• **Stored data entries**:
--- --- ---

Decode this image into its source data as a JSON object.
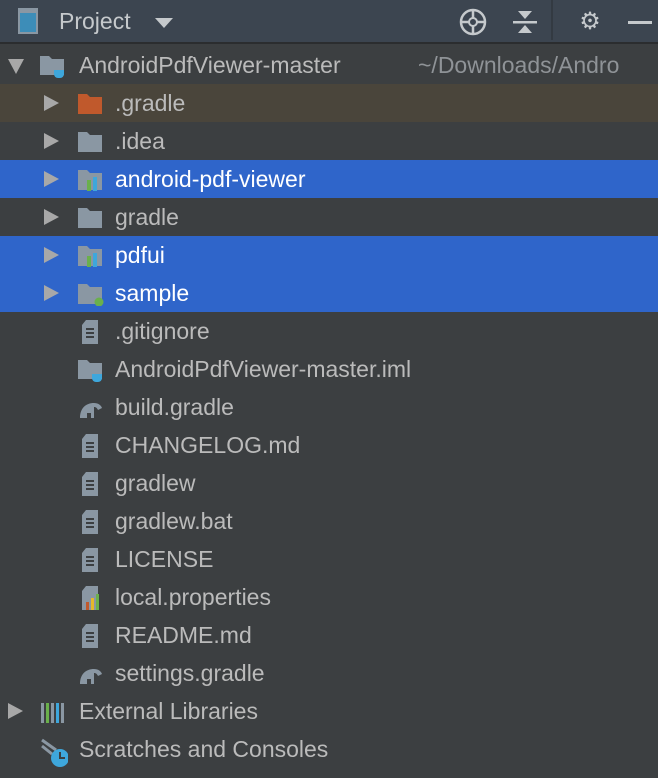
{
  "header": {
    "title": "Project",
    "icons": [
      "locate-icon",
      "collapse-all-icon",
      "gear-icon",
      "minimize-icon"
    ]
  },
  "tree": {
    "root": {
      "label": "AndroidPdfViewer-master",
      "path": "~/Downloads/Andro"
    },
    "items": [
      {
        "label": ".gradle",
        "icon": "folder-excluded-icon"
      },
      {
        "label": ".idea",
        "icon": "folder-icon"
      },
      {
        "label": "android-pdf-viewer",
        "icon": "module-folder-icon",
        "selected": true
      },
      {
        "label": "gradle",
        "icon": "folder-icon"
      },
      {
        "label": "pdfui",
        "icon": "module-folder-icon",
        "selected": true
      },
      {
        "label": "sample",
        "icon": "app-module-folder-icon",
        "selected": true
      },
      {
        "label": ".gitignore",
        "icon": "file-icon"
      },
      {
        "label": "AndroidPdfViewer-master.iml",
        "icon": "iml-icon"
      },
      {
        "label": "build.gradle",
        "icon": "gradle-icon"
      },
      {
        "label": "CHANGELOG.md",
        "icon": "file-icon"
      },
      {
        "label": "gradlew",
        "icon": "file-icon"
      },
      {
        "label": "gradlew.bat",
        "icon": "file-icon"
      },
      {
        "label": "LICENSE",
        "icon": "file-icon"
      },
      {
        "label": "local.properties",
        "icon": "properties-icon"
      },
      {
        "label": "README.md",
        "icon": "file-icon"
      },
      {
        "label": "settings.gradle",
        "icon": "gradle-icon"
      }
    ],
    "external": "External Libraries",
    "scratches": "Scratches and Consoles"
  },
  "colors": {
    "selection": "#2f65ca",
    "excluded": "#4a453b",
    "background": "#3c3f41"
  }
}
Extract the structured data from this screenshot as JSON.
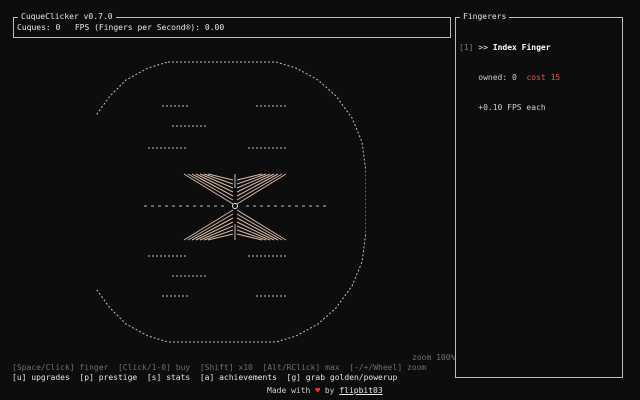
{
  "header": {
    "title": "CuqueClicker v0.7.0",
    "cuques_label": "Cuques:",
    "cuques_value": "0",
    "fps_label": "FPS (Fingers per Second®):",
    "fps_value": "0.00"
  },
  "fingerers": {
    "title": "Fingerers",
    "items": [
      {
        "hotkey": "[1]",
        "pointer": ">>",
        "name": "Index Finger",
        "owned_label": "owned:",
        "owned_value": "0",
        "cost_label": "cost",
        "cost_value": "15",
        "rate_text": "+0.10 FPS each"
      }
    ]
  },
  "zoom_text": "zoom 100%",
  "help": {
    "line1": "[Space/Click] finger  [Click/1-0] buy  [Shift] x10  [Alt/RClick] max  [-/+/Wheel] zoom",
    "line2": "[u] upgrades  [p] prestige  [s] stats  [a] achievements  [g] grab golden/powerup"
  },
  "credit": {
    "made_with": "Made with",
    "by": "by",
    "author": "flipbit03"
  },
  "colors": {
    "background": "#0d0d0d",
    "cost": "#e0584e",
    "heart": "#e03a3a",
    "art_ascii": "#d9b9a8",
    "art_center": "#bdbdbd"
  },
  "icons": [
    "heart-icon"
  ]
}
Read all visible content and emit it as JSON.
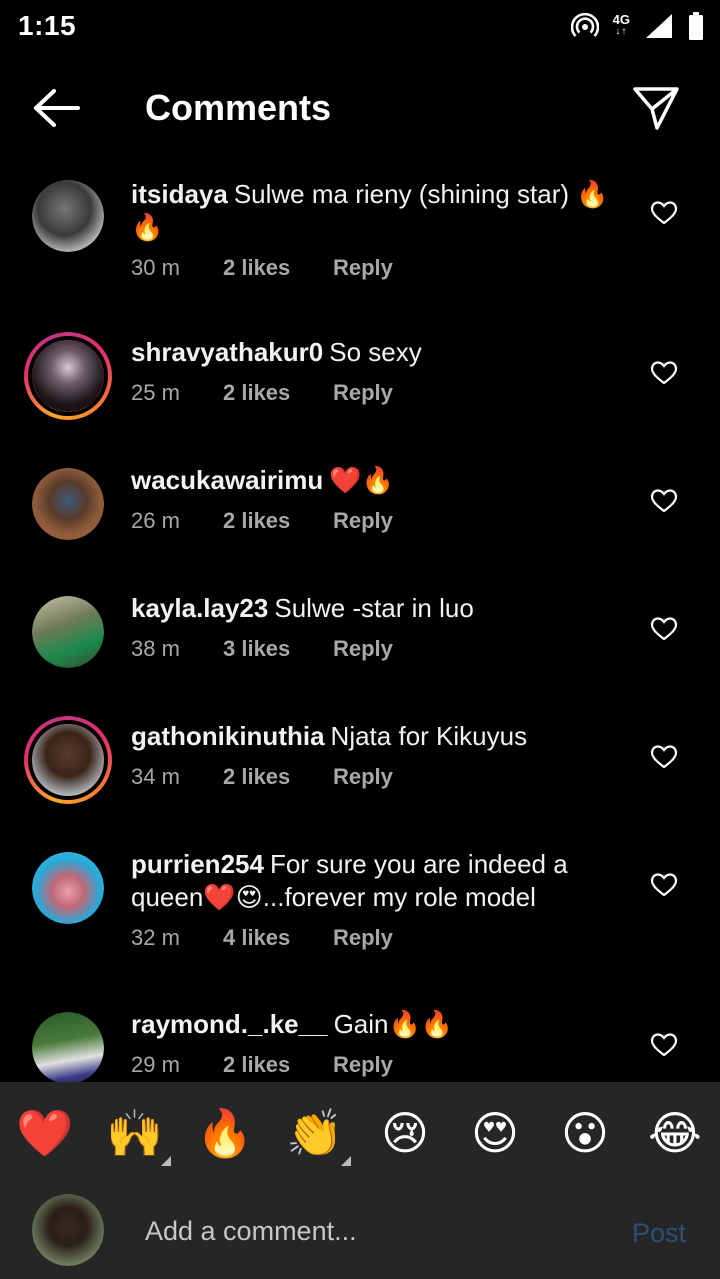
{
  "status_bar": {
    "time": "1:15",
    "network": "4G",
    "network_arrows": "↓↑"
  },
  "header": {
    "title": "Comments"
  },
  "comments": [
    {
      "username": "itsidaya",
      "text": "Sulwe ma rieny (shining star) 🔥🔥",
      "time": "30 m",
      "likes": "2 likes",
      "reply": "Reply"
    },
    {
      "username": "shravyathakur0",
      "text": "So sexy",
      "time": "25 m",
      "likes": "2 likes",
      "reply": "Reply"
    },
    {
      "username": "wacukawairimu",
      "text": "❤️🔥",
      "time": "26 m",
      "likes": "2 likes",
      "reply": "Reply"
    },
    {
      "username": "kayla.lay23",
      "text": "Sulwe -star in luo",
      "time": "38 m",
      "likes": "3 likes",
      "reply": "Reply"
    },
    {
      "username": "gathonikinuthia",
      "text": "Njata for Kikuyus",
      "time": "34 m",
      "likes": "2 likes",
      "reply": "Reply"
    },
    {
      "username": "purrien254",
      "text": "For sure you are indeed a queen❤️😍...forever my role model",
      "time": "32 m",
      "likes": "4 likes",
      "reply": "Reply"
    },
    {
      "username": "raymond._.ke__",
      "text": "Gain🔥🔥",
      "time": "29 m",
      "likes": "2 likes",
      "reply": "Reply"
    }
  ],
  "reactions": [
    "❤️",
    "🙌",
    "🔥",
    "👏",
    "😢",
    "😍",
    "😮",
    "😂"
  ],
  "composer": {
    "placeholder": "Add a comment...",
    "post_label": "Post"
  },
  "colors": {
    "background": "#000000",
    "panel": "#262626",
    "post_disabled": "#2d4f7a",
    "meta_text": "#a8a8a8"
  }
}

--- --- ---

• **What you need to do**: Each line in the records above should be reproduced exactly; images are not copied.

• **Output below**:
Decode this image into its source data as a JSON object.
{
  "header": {
    "title": "Project",
    "icons": [
      "locate-icon",
      "collapse-all-icon",
      "gear-icon",
      "minimize-icon"
    ]
  },
  "tree": {
    "root": {
      "label": "AndroidPdfViewer-master",
      "path": "~/Downloads/Andro"
    },
    "items": [
      {
        "label": ".gradle",
        "icon": "folder-excluded-icon"
      },
      {
        "label": ".idea",
        "icon": "folder-icon"
      },
      {
        "label": "android-pdf-viewer",
        "icon": "module-folder-icon",
        "selected": true
      },
      {
        "label": "gradle",
        "icon": "folder-icon"
      },
      {
        "label": "pdfui",
        "icon": "module-folder-icon",
        "selected": true
      },
      {
        "label": "sample",
        "icon": "app-module-folder-icon",
        "selected": true
      },
      {
        "label": ".gitignore",
        "icon": "file-icon"
      },
      {
        "label": "AndroidPdfViewer-master.iml",
        "icon": "iml-icon"
      },
      {
        "label": "build.gradle",
        "icon": "gradle-icon"
      },
      {
        "label": "CHANGELOG.md",
        "icon": "file-icon"
      },
      {
        "label": "gradlew",
        "icon": "file-icon"
      },
      {
        "label": "gradlew.bat",
        "icon": "file-icon"
      },
      {
        "label": "LICENSE",
        "icon": "file-icon"
      },
      {
        "label": "local.properties",
        "icon": "properties-icon"
      },
      {
        "label": "README.md",
        "icon": "file-icon"
      },
      {
        "label": "settings.gradle",
        "icon": "gradle-icon"
      }
    ],
    "external": "External Libraries",
    "scratches": "Scratches and Consoles"
  },
  "colors": {
    "selection": "#2f65ca",
    "excluded": "#4a453b",
    "background": "#3c3f41"
  }
}
Extract the structured data from this screenshot as JSON.
{
  "header": {
    "title": "CuqueClicker v0.7.0",
    "cuques_label": "Cuques:",
    "cuques_value": "0",
    "fps_label": "FPS (Fingers per Second®):",
    "fps_value": "0.00"
  },
  "fingerers": {
    "title": "Fingerers",
    "items": [
      {
        "hotkey": "[1]",
        "pointer": ">>",
        "name": "Index Finger",
        "owned_label": "owned:",
        "owned_value": "0",
        "cost_label": "cost",
        "cost_value": "15",
        "rate_text": "+0.10 FPS each"
      }
    ]
  },
  "zoom_text": "zoom 100%",
  "help": {
    "line1": "[Space/Click] finger  [Click/1-0] buy  [Shift] x10  [Alt/RClick] max  [-/+/Wheel] zoom",
    "line2": "[u] upgrades  [p] prestige  [s] stats  [a] achievements  [g] grab golden/powerup"
  },
  "credit": {
    "made_with": "Made with",
    "by": "by",
    "author": "flipbit03"
  },
  "colors": {
    "background": "#0d0d0d",
    "cost": "#e0584e",
    "heart": "#e03a3a",
    "art_ascii": "#d9b9a8",
    "art_center": "#bdbdbd"
  },
  "icons": [
    "heart-icon"
  ]
}
Read all visible content and emit it as JSON.
{
  "status_bar": {
    "time": "1:15",
    "network": "4G",
    "network_arrows": "↓↑"
  },
  "header": {
    "title": "Comments"
  },
  "comments": [
    {
      "username": "itsidaya",
      "text": "Sulwe ma rieny (shining star) 🔥🔥",
      "time": "30 m",
      "likes": "2 likes",
      "reply": "Reply"
    },
    {
      "username": "shravyathakur0",
      "text": "So sexy",
      "time": "25 m",
      "likes": "2 likes",
      "reply": "Reply"
    },
    {
      "username": "wacukawairimu",
      "text": "❤️🔥",
      "time": "26 m",
      "likes": "2 likes",
      "reply": "Reply"
    },
    {
      "username": "kayla.lay23",
      "text": "Sulwe -star in luo",
      "time": "38 m",
      "likes": "3 likes",
      "reply": "Reply"
    },
    {
      "username": "gathonikinuthia",
      "text": "Njata for Kikuyus",
      "time": "34 m",
      "likes": "2 likes",
      "reply": "Reply"
    },
    {
      "username": "purrien254",
      "text": "For sure you are indeed a queen❤️😍...forever my role model",
      "time": "32 m",
      "likes": "4 likes",
      "reply": "Reply"
    },
    {
      "username": "raymond._.ke__",
      "text": "Gain🔥🔥",
      "time": "29 m",
      "likes": "2 likes",
      "reply": "Reply"
    }
  ],
  "reactions": [
    "❤️",
    "🙌",
    "🔥",
    "👏",
    "😢",
    "😍",
    "😮",
    "😂"
  ],
  "composer": {
    "placeholder": "Add a comment...",
    "post_label": "Post"
  },
  "colors": {
    "background": "#000000",
    "panel": "#262626",
    "post_disabled": "#2d4f7a",
    "meta_text": "#a8a8a8"
  }
}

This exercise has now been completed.